[Start of Material provided]
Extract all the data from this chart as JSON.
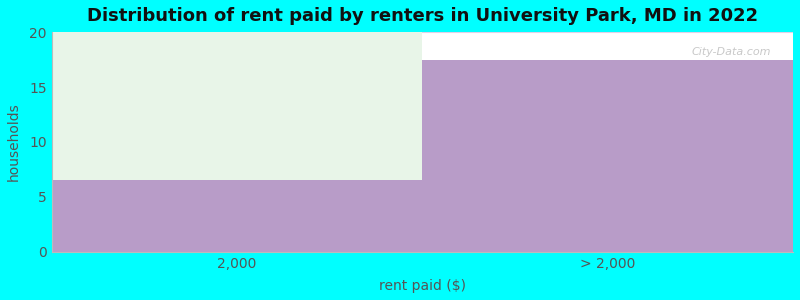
{
  "title": "Distribution of rent paid by renters in University Park, MD in 2022",
  "xlabel": "rent paid ($)",
  "ylabel": "households",
  "categories": [
    "2,000",
    "> 2,000"
  ],
  "bar_purple_values": [
    6.5,
    17.5
  ],
  "bar_green_values": [
    13.5,
    0
  ],
  "ylim": [
    0,
    20
  ],
  "yticks": [
    0,
    5,
    10,
    15,
    20
  ],
  "bar_color_purple": "#b89cc8",
  "bar_color_green": "#e8f5e8",
  "background_color": "#00ffff",
  "plot_bg_color": "#ffffff",
  "title_fontsize": 13,
  "axis_label_fontsize": 10,
  "tick_fontsize": 10,
  "watermark": "City-Data.com",
  "grid_color": "#e0d0e8"
}
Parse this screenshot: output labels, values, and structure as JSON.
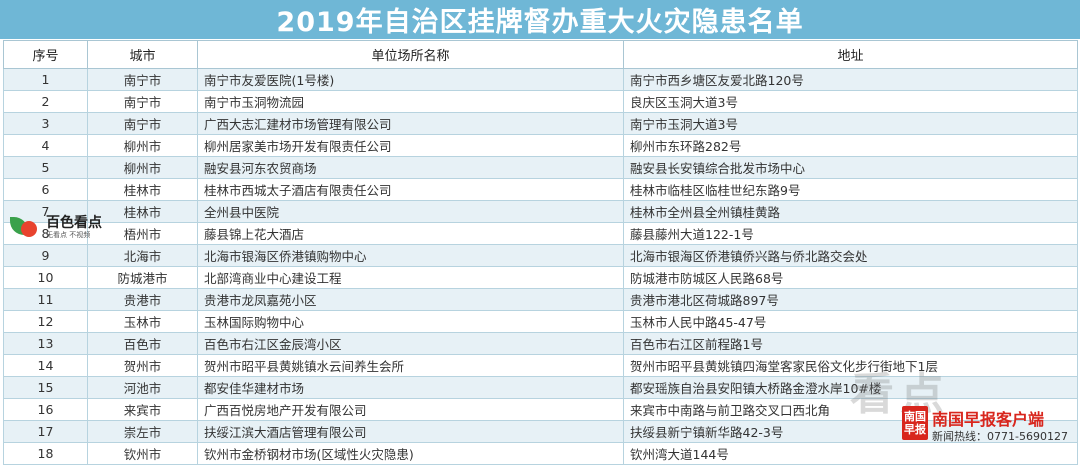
{
  "title": "2019年自治区挂牌督办重大火灾隐患名单",
  "columns": {
    "no": "序号",
    "city": "城市",
    "unit": "单位场所名称",
    "address": "地址"
  },
  "rows": [
    {
      "no": "1",
      "city": "南宁市",
      "unit": "南宁市友爱医院(1号楼)",
      "address": "南宁市西乡塘区友爱北路120号"
    },
    {
      "no": "2",
      "city": "南宁市",
      "unit": "南宁市玉洞物流园",
      "address": "良庆区玉洞大道3号"
    },
    {
      "no": "3",
      "city": "南宁市",
      "unit": "广西大志汇建材市场管理有限公司",
      "address": "南宁市玉洞大道3号"
    },
    {
      "no": "4",
      "city": "柳州市",
      "unit": "柳州居家美市场开发有限责任公司",
      "address": "柳州市东环路282号"
    },
    {
      "no": "5",
      "city": "柳州市",
      "unit": "融安县河东农贸商场",
      "address": "融安县长安镇综合批发市场中心"
    },
    {
      "no": "6",
      "city": "桂林市",
      "unit": "桂林市西城太子酒店有限责任公司",
      "address": "桂林市临桂区临桂世纪东路9号"
    },
    {
      "no": "7",
      "city": "桂林市",
      "unit": "全州县中医院",
      "address": "桂林市全州县全州镇桂黄路"
    },
    {
      "no": "8",
      "city": "梧州市",
      "unit": "藤县锦上花大酒店",
      "address": "藤县藤州大道122-1号"
    },
    {
      "no": "9",
      "city": "北海市",
      "unit": "北海市银海区侨港镇购物中心",
      "address": "北海市银海区侨港镇侨兴路与侨北路交会处"
    },
    {
      "no": "10",
      "city": "防城港市",
      "unit": "北部湾商业中心建设工程",
      "address": "防城港市防城区人民路68号"
    },
    {
      "no": "11",
      "city": "贵港市",
      "unit": "贵港市龙凤嘉苑小区",
      "address": "贵港市港北区荷城路897号"
    },
    {
      "no": "12",
      "city": "玉林市",
      "unit": "玉林国际购物中心",
      "address": "玉林市人民中路45-47号"
    },
    {
      "no": "13",
      "city": "百色市",
      "unit": "百色市右江区金辰湾小区",
      "address": "百色市右江区前程路1号"
    },
    {
      "no": "14",
      "city": "贺州市",
      "unit": "贺州市昭平县黄姚镇水云间养生会所",
      "address": "贺州市昭平县黄姚镇四海堂客家民俗文化步行街地下1层"
    },
    {
      "no": "15",
      "city": "河池市",
      "unit": "都安佳华建材市场",
      "address": "都安瑶族自治县安阳镇大桥路金澄水岸10#楼"
    },
    {
      "no": "16",
      "city": "来宾市",
      "unit": "广西百悦房地产开发有限公司",
      "address": "来宾市中南路与前卫路交叉口西北角"
    },
    {
      "no": "17",
      "city": "崇左市",
      "unit": "扶绥江滨大酒店管理有限公司",
      "address": "扶绥县新宁镇新华路42-3号"
    },
    {
      "no": "18",
      "city": "钦州市",
      "unit": "钦州市金桥钢材市场(区域性火灾隐患)",
      "address": "钦州湾大道144号"
    }
  ],
  "watermark_left": {
    "name": "百色看点",
    "slogan": "无看点 不视频"
  },
  "watermark_right": {
    "ghost_text": "看点",
    "badge": "南国早报",
    "app_name": "南国早报客户端",
    "hotline": "新闻热线：0771-5690127"
  },
  "colors": {
    "title_bg": "#6fb7d6",
    "row_alt": "#e7f1f6",
    "grid": "#b7d3df",
    "brand_red": "#d8261d"
  }
}
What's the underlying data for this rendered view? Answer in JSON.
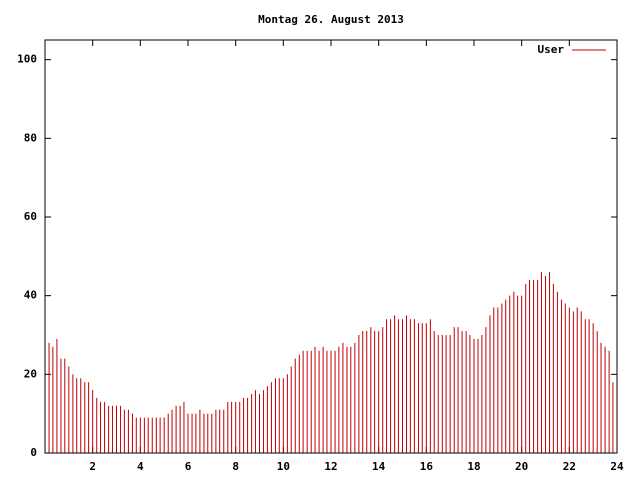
{
  "chart_data": {
    "type": "impulse",
    "title": "Montag 26. August 2013",
    "series": [
      {
        "name": "User",
        "color": "#c00000",
        "x": [
          0,
          0.17,
          0.33,
          0.5,
          0.67,
          0.83,
          1,
          1.17,
          1.33,
          1.5,
          1.67,
          1.83,
          2,
          2.17,
          2.33,
          2.5,
          2.67,
          2.83,
          3,
          3.17,
          3.33,
          3.5,
          3.67,
          3.83,
          4,
          4.17,
          4.33,
          4.5,
          4.67,
          4.83,
          5,
          5.17,
          5.33,
          5.5,
          5.67,
          5.83,
          6,
          6.17,
          6.33,
          6.5,
          6.67,
          6.83,
          7,
          7.17,
          7.33,
          7.5,
          7.67,
          7.83,
          8,
          8.17,
          8.33,
          8.5,
          8.67,
          8.83,
          9,
          9.17,
          9.33,
          9.5,
          9.67,
          9.83,
          10,
          10.17,
          10.33,
          10.5,
          10.67,
          10.83,
          11,
          11.17,
          11.33,
          11.5,
          11.67,
          11.83,
          12,
          12.17,
          12.33,
          12.5,
          12.67,
          12.83,
          13,
          13.17,
          13.33,
          13.5,
          13.67,
          13.83,
          14,
          14.17,
          14.33,
          14.5,
          14.67,
          14.83,
          15,
          15.17,
          15.33,
          15.5,
          15.67,
          15.83,
          16,
          16.17,
          16.33,
          16.5,
          16.67,
          16.83,
          17,
          17.17,
          17.33,
          17.5,
          17.67,
          17.83,
          18,
          18.17,
          18.33,
          18.5,
          18.67,
          18.83,
          19,
          19.17,
          19.33,
          19.5,
          19.67,
          19.83,
          20,
          20.17,
          20.33,
          20.5,
          20.67,
          20.83,
          21,
          21.17,
          21.33,
          21.5,
          21.67,
          21.83,
          22,
          22.17,
          22.33,
          22.5,
          22.67,
          22.83,
          23,
          23.17,
          23.33,
          23.5,
          23.67,
          23.83
        ],
        "values": [
          27,
          28,
          27,
          29,
          24,
          24,
          22,
          20,
          19,
          19,
          18,
          18,
          16,
          14,
          13,
          13,
          12,
          12,
          12,
          12,
          11,
          11,
          10,
          9,
          9,
          9,
          9,
          9,
          9,
          9,
          9,
          10,
          11,
          12,
          12,
          13,
          10,
          10,
          10,
          11,
          10,
          10,
          10,
          11,
          11,
          11,
          13,
          13,
          13,
          13,
          14,
          14,
          15,
          16,
          15,
          16,
          17,
          18,
          19,
          19,
          19,
          20,
          22,
          24,
          25,
          26,
          26,
          26,
          27,
          26,
          27,
          26,
          26,
          26,
          27,
          28,
          27,
          27,
          28,
          30,
          31,
          31,
          32,
          31,
          31,
          32,
          34,
          34,
          35,
          34,
          34,
          35,
          34,
          34,
          33,
          33,
          33,
          34,
          31,
          30,
          30,
          30,
          30,
          32,
          32,
          31,
          31,
          30,
          29,
          29,
          30,
          32,
          35,
          37,
          37,
          38,
          39,
          40,
          41,
          40,
          40,
          43,
          44,
          44,
          44,
          46,
          45,
          46,
          43,
          41,
          39,
          38,
          37,
          36,
          37,
          36,
          34,
          34,
          33,
          31,
          28,
          27,
          26,
          18
        ]
      }
    ],
    "xlim": [
      0,
      24
    ],
    "xticks": [
      2,
      4,
      6,
      8,
      10,
      12,
      14,
      16,
      18,
      20,
      22,
      24
    ],
    "ylim": [
      0,
      105
    ],
    "yticks": [
      0,
      20,
      40,
      60,
      80,
      100
    ]
  }
}
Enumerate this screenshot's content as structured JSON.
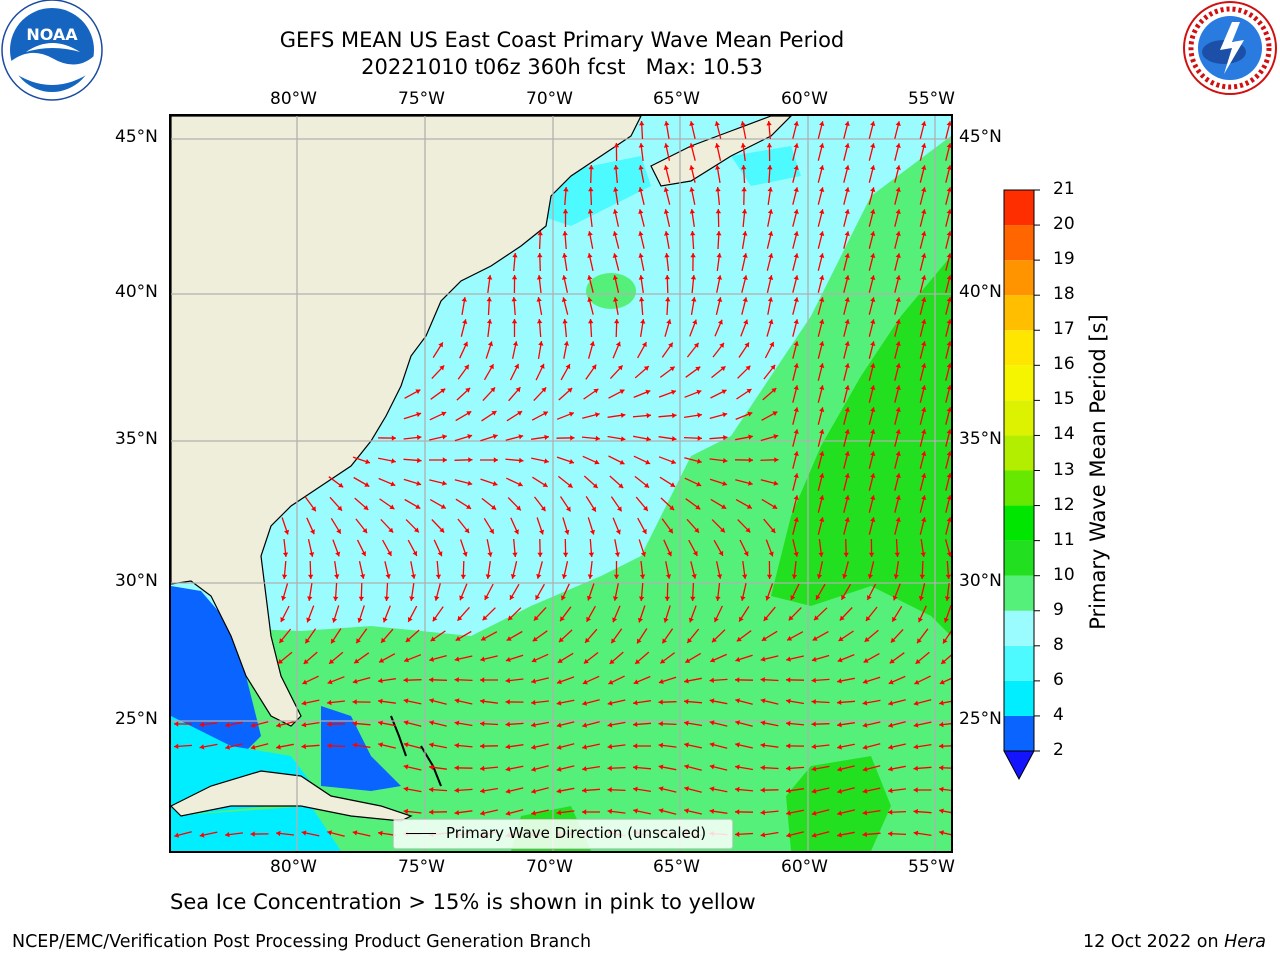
{
  "header": {
    "title_line1": "GEFS MEAN US East Coast Primary Wave Mean Period",
    "title_line2": "20221010 t06z 360h fcst   Max: 10.53"
  },
  "logos": {
    "left": "NOAA",
    "left_ring_text": "NATIONAL OCEANIC AND ATMOSPHERIC ADMINISTRATION · U.S. DEPARTMENT OF COMMERCE",
    "right_ring_text": "NATIONAL WEATHER SERVICE"
  },
  "map": {
    "lon_labels": [
      "80°W",
      "75°W",
      "70°W",
      "65°W",
      "60°W",
      "55°W"
    ],
    "lat_labels": [
      "45°N",
      "40°N",
      "35°N",
      "30°N",
      "25°N"
    ],
    "legend_label": "Primary Wave Direction (unscaled)",
    "arrow_color": "#ff0000",
    "land_color": "#efeedb"
  },
  "colorbar": {
    "label": "Primary Wave Mean Period [s]",
    "ticks": [
      "2",
      "4",
      "6",
      "8",
      "9",
      "10",
      "11",
      "12",
      "13",
      "14",
      "15",
      "16",
      "17",
      "18",
      "19",
      "20",
      "21"
    ],
    "colors": [
      "#0a64ff",
      "#00eeff",
      "#4dfaff",
      "#9afcff",
      "#55f07a",
      "#22e01f",
      "#00e600",
      "#66e800",
      "#b3ee00",
      "#ddf200",
      "#f5f500",
      "#ffe600",
      "#ffbf00",
      "#ff9300",
      "#ff6600",
      "#ff2e00"
    ],
    "under_color": "#1414ff"
  },
  "caption": "Sea Ice Concentration > 15% is shown in pink to yellow",
  "footer": {
    "left": "NCEP/EMC/Verification Post Processing Product Generation Branch",
    "date": "12 Oct 2022 on ",
    "machine": "Hera"
  }
}
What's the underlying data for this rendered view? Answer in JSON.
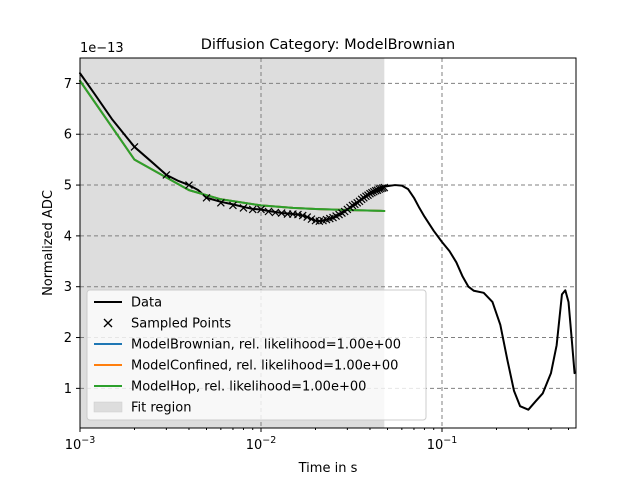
[End of Material provided]
Requirement
Go through the records and pull out each line that includes the word "Period".

Written response
    "title_line1": "GEFS MEAN US East Coast Primary Wave Mean Period",
    "label": "Primary Wave Mean Period [s]",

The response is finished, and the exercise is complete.